▶ _Exercise brief_
Lay out every line of the entries below as a Markdown table with the columns Row and Entry line, numbering the rows and skipping blank lines. Leave the pictures out.

>> start

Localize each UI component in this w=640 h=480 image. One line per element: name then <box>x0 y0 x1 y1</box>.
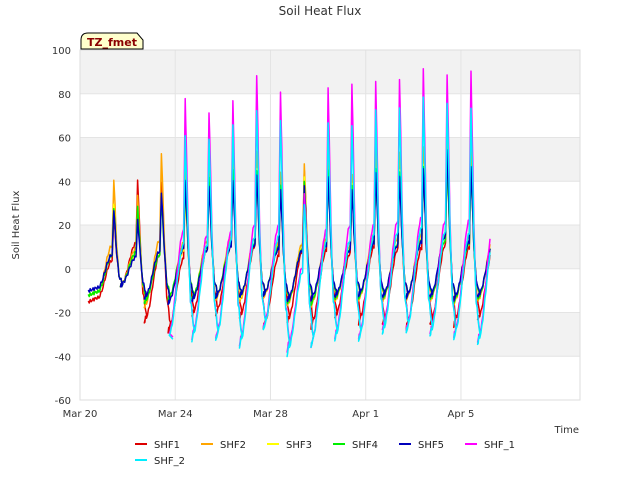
legend-label: SHF1 <box>154 440 180 451</box>
y-axis-title: Soil Heat Flux <box>11 190 22 259</box>
y-tick-label: 0 <box>65 265 71 276</box>
x-tick-label: Apr 1 <box>352 409 379 420</box>
band <box>80 312 580 357</box>
x-axis-ticks: Mar 20 Mar 24 Mar 28 Apr 1 Apr 5 <box>63 409 475 420</box>
station-badge: TZ_fmet <box>80 32 144 50</box>
legend: SHF1 SHF2 SHF3 SHF4 SHF5 SHF_1 SHF_2 <box>135 440 515 467</box>
badge-box <box>80 32 144 50</box>
y-tick-label: -40 <box>55 352 71 363</box>
y-axis-ticks: -60 -40 -20 0 20 40 60 80 100 <box>52 46 71 407</box>
legend-label: SHF2 <box>220 440 246 451</box>
legend-item: SHF2 <box>201 440 246 451</box>
y-tick-label: -60 <box>55 396 71 407</box>
legend-label: SHF4 <box>352 440 378 451</box>
x-tick-label: Mar 24 <box>158 409 193 420</box>
legend-item: SHF_2 <box>135 456 185 467</box>
chart-title: Soil Heat Flux <box>279 4 362 18</box>
legend-item: SHF_1 <box>465 440 515 451</box>
background-bands <box>80 50 580 357</box>
y-tick-label: 40 <box>58 177 71 188</box>
series-line-shf_2 <box>168 96 491 358</box>
y-tick-label: 60 <box>58 134 71 145</box>
badge-label: TZ_fmet <box>87 36 137 49</box>
legend-item: SHF1 <box>135 440 180 451</box>
y-tick-label: 80 <box>58 90 71 101</box>
y-tick-label: -20 <box>55 309 71 320</box>
legend-label: SHF5 <box>418 440 444 451</box>
legend-label: SHF_2 <box>154 456 185 467</box>
legend-label: SHF_1 <box>484 440 515 451</box>
legend-item: SHF3 <box>267 440 312 451</box>
legend-label: SHF3 <box>286 440 312 451</box>
y-tick-label: 100 <box>52 46 71 57</box>
series-lines <box>87 67 491 358</box>
legend-item: SHF4 <box>333 440 378 451</box>
x-tick-label: Apr 5 <box>448 409 475 420</box>
y-tick-label: 20 <box>58 221 71 232</box>
x-axis-title: Time <box>554 425 579 436</box>
legend-item: SHF5 <box>399 440 444 451</box>
x-tick-label: Mar 28 <box>253 409 288 420</box>
band <box>80 50 580 94</box>
x-tick-label: Mar 20 <box>63 409 98 420</box>
plot-area <box>79 49 581 401</box>
series-line-shf5 <box>87 149 491 306</box>
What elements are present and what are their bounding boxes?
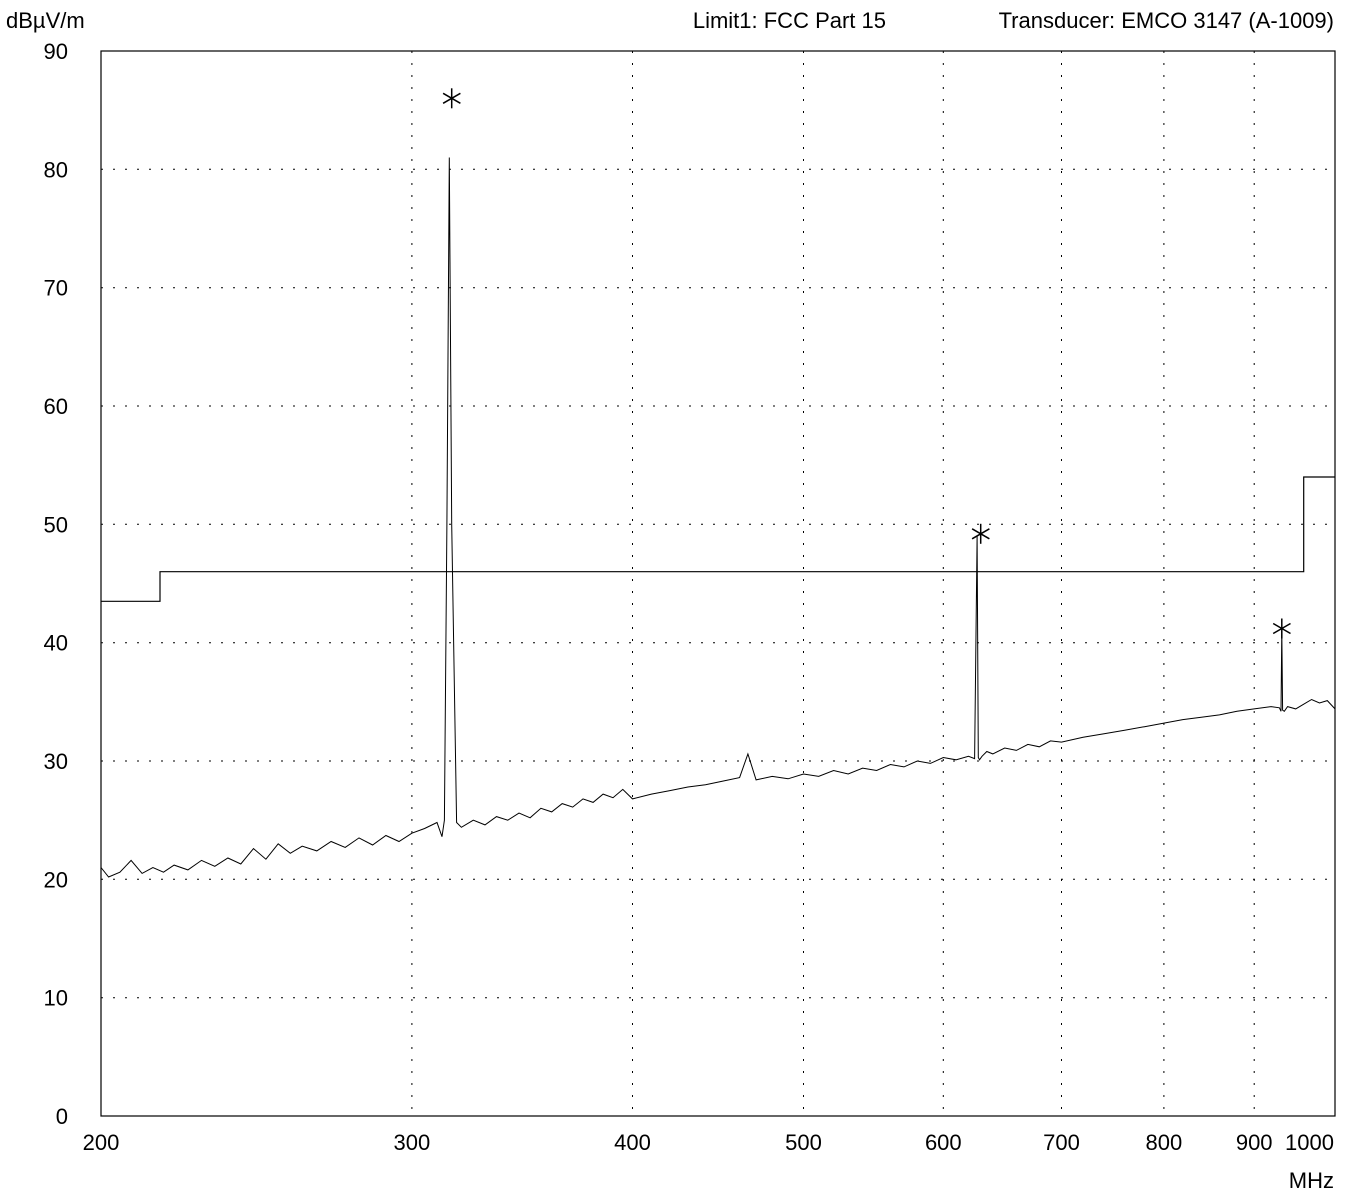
peak-markers xyxy=(442,88,1291,639)
transducer-label: Transducer: EMCO 3147 (A-1009) xyxy=(999,8,1334,33)
x-tick-label: 900 xyxy=(1236,1130,1273,1155)
plot-frame xyxy=(100,50,1336,1117)
y-tick-label: 40 xyxy=(44,631,68,656)
peak-marker xyxy=(442,88,461,109)
x-tick-label: 800 xyxy=(1146,1130,1183,1155)
y-tick-label: 60 xyxy=(44,394,68,419)
x-tick-label: 300 xyxy=(394,1130,431,1155)
peak-marker xyxy=(1272,618,1291,639)
measurement-trace xyxy=(100,157,1336,878)
y-tick-label: 30 xyxy=(44,749,68,774)
y-tick-label: 90 xyxy=(44,39,68,64)
x-tick-label: 500 xyxy=(785,1130,822,1155)
y-tick-label: 70 xyxy=(44,276,68,301)
y-tick-label: 80 xyxy=(44,157,68,182)
limit-line xyxy=(101,476,1335,602)
x-tick-label: 400 xyxy=(614,1130,651,1155)
gridlines xyxy=(101,51,1335,1116)
limit-label: Limit1: FCC Part 15 xyxy=(693,8,886,33)
peak-marker xyxy=(971,523,990,544)
limit-line-layer xyxy=(101,476,1335,602)
x-tick-labels: 200 300 400 500 600 700 800 900 1000 xyxy=(83,1130,1334,1155)
y-tick-label: 0 xyxy=(56,1104,68,1129)
x-tick-label: 200 xyxy=(83,1130,120,1155)
x-unit-label: MHz xyxy=(1289,1168,1334,1193)
x-tick-label: 1000 xyxy=(1285,1130,1334,1155)
x-tick-label: 700 xyxy=(1043,1130,1080,1155)
y-unit-label: dBµV/m xyxy=(6,8,85,33)
measurement-trace-layer xyxy=(100,157,1336,878)
y-tick-label: 50 xyxy=(44,512,68,537)
y-tick-label: 20 xyxy=(44,867,68,892)
y-tick-label: 10 xyxy=(44,986,68,1011)
y-tick-labels: 0 10 20 30 40 50 60 70 80 90 xyxy=(44,39,68,1129)
x-tick-label: 600 xyxy=(925,1130,962,1155)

>> end

▶ _Reply to the exercise_
| Row | Entry line |
|---|---|
| 1 | Localize each UI component in this w=640 h=480 image. One line per element: name then <box>x0 y0 x1 y1</box>. |
| 2 | legend-label: SHF1 <box>154 440 180 451</box> |
| 3 | y-axis-title: Soil Heat Flux <box>11 190 22 259</box> |
| 4 | y-tick-label: 0 <box>65 265 71 276</box> |
| 5 | x-tick-label: Apr 1 <box>352 409 379 420</box> |
| 6 | band <box>80 312 580 357</box> |
| 7 | x-axis-ticks: Mar 20 Mar 24 Mar 28 Apr 1 Apr 5 <box>63 409 475 420</box> |
| 8 | station-badge: TZ_fmet <box>80 32 144 50</box> |
| 9 | legend: SHF1 SHF2 SHF3 SHF4 SHF5 SHF_1 SHF_2 <box>135 440 515 467</box> |
| 10 | badge-box <box>80 32 144 50</box> |
| 11 | y-tick-label: -40 <box>55 352 71 363</box> |
| 12 | y-axis-ticks: -60 -40 -20 0 20 40 60 80 100 <box>52 46 71 407</box> |
| 13 | legend-label: SHF2 <box>220 440 246 451</box> |
| 14 | legend-item: SHF2 <box>201 440 246 451</box> |
| 15 | y-tick-label: -60 <box>55 396 71 407</box> |
| 16 | legend-label: SHF4 <box>352 440 378 451</box> |
| 17 | x-tick-label: Mar 24 <box>158 409 193 420</box> |
| 18 | legend-item: SHF_2 <box>135 456 185 467</box> |
| 19 | chart-title: Soil Heat Flux <box>279 4 362 18</box> |
| 20 | legend-item: SHF_1 <box>465 440 515 451</box> |
| 21 | background-bands <box>80 50 580 357</box> |
| 22 | y-tick-label: 40 <box>58 177 71 188</box> |
| 23 | series-line-shf_2 <box>168 96 491 358</box> |
| 24 | y-tick-label: 60 <box>58 134 71 145</box> |
| 25 | badge-label: TZ_fmet <box>87 36 137 49</box> |
| 26 | legend-item: SHF1 <box>135 440 180 451</box> |
| 27 | y-tick-label: 80 <box>58 90 71 101</box> |
| 28 | y-tick-label: -20 <box>55 309 71 320</box> |
| 29 | legend-label: SHF5 <box>418 440 444 451</box> |
| 30 | legend-label: SHF_2 <box>154 456 185 467</box> |
| 31 | legend-label: SHF_1 <box>484 440 515 451</box> |
| 32 | legend-item: SHF3 <box>267 440 312 451</box> |
| 33 | legend-label: SHF3 <box>286 440 312 451</box> |
| 34 | y-tick-label: 100 <box>52 46 71 57</box> |
| 35 | series-lines <box>87 67 491 358</box> |
| 36 | legend-item: SHF4 <box>333 440 378 451</box> |
| 37 | x-tick-label: Apr 5 <box>448 409 475 420</box> |
| 38 | y-tick-label: 20 <box>58 221 71 232</box> |
| 39 | x-axis-title: Time <box>554 425 579 436</box> |
| 40 | legend-item: SHF5 <box>399 440 444 451</box> |
| 41 | x-tick-label: Mar 28 <box>253 409 288 420</box> |
| 42 | band <box>80 50 580 94</box> |
| 43 | x-tick-label: Mar 20 <box>63 409 98 420</box> |
| 44 | plot-area <box>79 49 581 401</box> |
| 45 | series-line-shf5 <box>87 149 491 306</box> |
| 46 | What elements are present and what are their bounding boxes? |
| 47 | peak-markers xyxy=(442,88,1291,639) |
| 48 | transducer-label: Transducer: EMCO 3147 (A-1009) xyxy=(999,8,1334,33) |
| 49 | x-tick-label: 900 xyxy=(1236,1130,1273,1155) |
| 50 | plot-frame xyxy=(100,50,1336,1117) |
| 51 | y-tick-label: 40 xyxy=(44,631,68,656) |
| 52 | peak-marker xyxy=(442,88,461,109) |
| 53 | x-tick-label: 800 xyxy=(1146,1130,1183,1155) |
| 54 | y-tick-label: 60 xyxy=(44,394,68,419) |
| 55 | x-tick-label: 300 xyxy=(394,1130,431,1155) |
| 56 | peak-marker xyxy=(1272,618,1291,639) |
| 57 | measurement-trace xyxy=(100,157,1336,878) |
| 58 | y-tick-label: 30 xyxy=(44,749,68,774) |
| 59 | y-tick-label: 90 xyxy=(44,39,68,64) |
| 60 | x-tick-label: 500 xyxy=(785,1130,822,1155) |
| 61 | y-tick-label: 70 xyxy=(44,276,68,301) |
| 62 | y-tick-label: 80 xyxy=(44,157,68,182) |
| 63 | limit-line xyxy=(101,476,1335,602) |
| 64 | x-tick-label: 400 xyxy=(614,1130,651,1155) |
| 65 | gridlines xyxy=(101,51,1335,1116) |
| 66 | limit-label: Limit1: FCC Part 15 xyxy=(693,8,886,33) |
| 67 | peak-marker xyxy=(971,523,990,544) |
| 68 | limit-line-layer xyxy=(101,476,1335,602) |
| 69 | x-tick-labels: 200 300 400 500 600 700 800 900 1000 xyxy=(83,1130,1334,1155) |
| 70 | y-tick-label: 0 xyxy=(56,1104,68,1129) |
| 71 | x-tick-label: 200 xyxy=(83,1130,120,1155) |
| 72 | x-unit-label: MHz xyxy=(1289,1168,1334,1193) |
| 73 | x-tick-label: 1000 xyxy=(1285,1130,1334,1155) |
| 74 | x-tick-label: 700 xyxy=(1043,1130,1080,1155) |
| 75 | y-unit-label: dBµV/m xyxy=(6,8,85,33) |
| 76 | measurement-trace-layer xyxy=(100,157,1336,878) |
| 77 | y-tick-label: 50 xyxy=(44,512,68,537) |
| 78 | y-tick-label: 20 xyxy=(44,867,68,892) |
| 79 | y-tick-label: 10 xyxy=(44,986,68,1011) |
| 80 | y-tick-labels: 0 10 20 30 40 50 60 70 80 90 xyxy=(44,39,68,1129) |
| 81 | x-tick-label: 600 xyxy=(925,1130,962,1155) |